* Instruction *
Identify every row below that contains the string "reverse" and copy each of those rows in full. Case counts.
Start of Listing
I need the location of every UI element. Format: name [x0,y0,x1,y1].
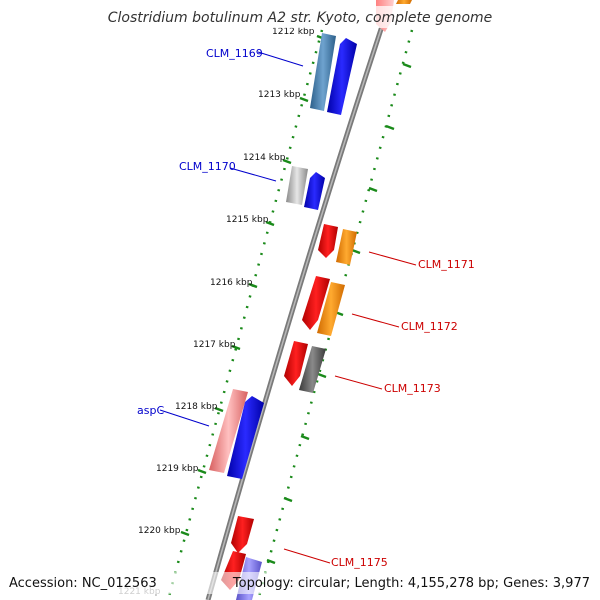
tick-label-1212: 1212 kbp [272,27,315,37]
tick-label-1219: 1219 kbp [156,464,199,474]
gene-label-clm1169[interactable]: CLM_1169 [206,47,263,60]
tick-label-1214: 1214 kbp [243,153,286,163]
gene-top-partial-orange[interactable] [396,0,412,4]
gene-label-clm1172[interactable]: CLM_1172 [401,320,458,333]
tick-label-1216: 1216 kbp [210,278,253,288]
gene-clm1173-strand[interactable] [299,346,326,393]
gene-clm1170-strand[interactable] [304,172,325,210]
tick-label-1218: 1218 kbp [175,402,218,412]
gene-label-clm1173[interactable]: CLM_1173 [384,382,441,395]
gene-clm1169-forward[interactable] [310,33,336,111]
tick-label-1213: 1213 kbp [258,90,301,100]
gene-clm1171-reverse[interactable] [318,224,338,258]
gene-clm1172-reverse[interactable] [302,276,330,330]
scale-ticks [180,34,412,565]
tick-label-1220: 1220 kbp [138,526,181,536]
gene-aspc-forward[interactable] [209,389,248,473]
tick-label-1215: 1215 kbp [226,215,269,225]
gene-clm1172-strand[interactable] [317,282,345,336]
topology-text: Topology: circular; Length: 4,155,278 bp… [232,576,590,591]
gene-clm1170-forward[interactable] [286,166,308,205]
gene-clm1175-reverse[interactable] [231,516,254,553]
gene-clm1169-strand[interactable] [327,38,357,115]
left-dotted-track [166,29,324,600]
gene-label-clm1170[interactable]: CLM_1170 [179,160,236,173]
gene-aspc-strand[interactable] [227,396,264,479]
gene-label-clm1175[interactable]: CLM_1175 [331,556,388,569]
gene-clm1173-reverse[interactable] [284,341,308,386]
label-leaders [159,51,417,564]
gene-label-aspc[interactable]: aspC [137,404,164,417]
gene-clm1171-strand[interactable] [336,229,357,265]
accession-text: Accession: NC_012563 [9,576,157,591]
gene-label-clm1171[interactable]: CLM_1171 [418,258,475,271]
tick-label-1217: 1217 kbp [193,340,236,350]
map-title: Clostridium botulinum A2 str. Kyoto, com… [108,10,493,26]
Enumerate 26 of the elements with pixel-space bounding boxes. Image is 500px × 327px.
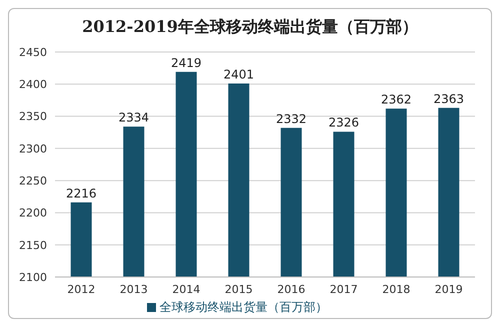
data-label: 2362 [380, 92, 412, 107]
y-tick-label: 2150 [19, 238, 47, 252]
x-tick-label: 2013 [120, 282, 148, 296]
data-label: 2334 [118, 110, 150, 125]
x-tick-label: 2016 [277, 282, 306, 296]
data-label: 2363 [433, 92, 464, 106]
y-tick-label: 2200 [19, 206, 47, 220]
y-tick-label: 2350 [19, 110, 47, 124]
chart-title: 2012-2019年全球移动终端出货量（百万部） [81, 17, 419, 38]
x-tick-label: 2015 [224, 282, 253, 296]
x-tick-label: 2014 [172, 282, 200, 296]
data-label: 2419 [170, 56, 202, 70]
x-tick-label: 2012 [67, 282, 96, 296]
legend-label: 全球移动终端出货量（百万部） [160, 300, 328, 314]
y-tick-label: 2100 [19, 270, 47, 284]
data-label: 2401 [223, 68, 254, 82]
data-label: 2216 [66, 186, 97, 200]
data-label: 2326 [328, 116, 360, 130]
x-tick-label: 2018 [382, 282, 410, 296]
x-tick-label: 2017 [330, 282, 358, 296]
y-tick-label: 2400 [19, 78, 47, 92]
y-tick-label: 2450 [19, 46, 47, 59]
x-tick-label: 2019 [434, 282, 463, 296]
y-tick-label: 2300 [19, 142, 47, 156]
y-tick-label: 2250 [19, 174, 47, 188]
data-label: 2332 [276, 112, 307, 126]
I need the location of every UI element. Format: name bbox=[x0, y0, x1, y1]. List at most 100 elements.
End of Listing
* Result for this exercise *
gene-clm1171-reverse[interactable] [318,224,338,258]
gene-clm1172-reverse[interactable] [302,276,330,330]
gene-clm1175-reverse[interactable] [231,516,254,553]
gene-clm1173-reverse[interactable] [284,341,308,386]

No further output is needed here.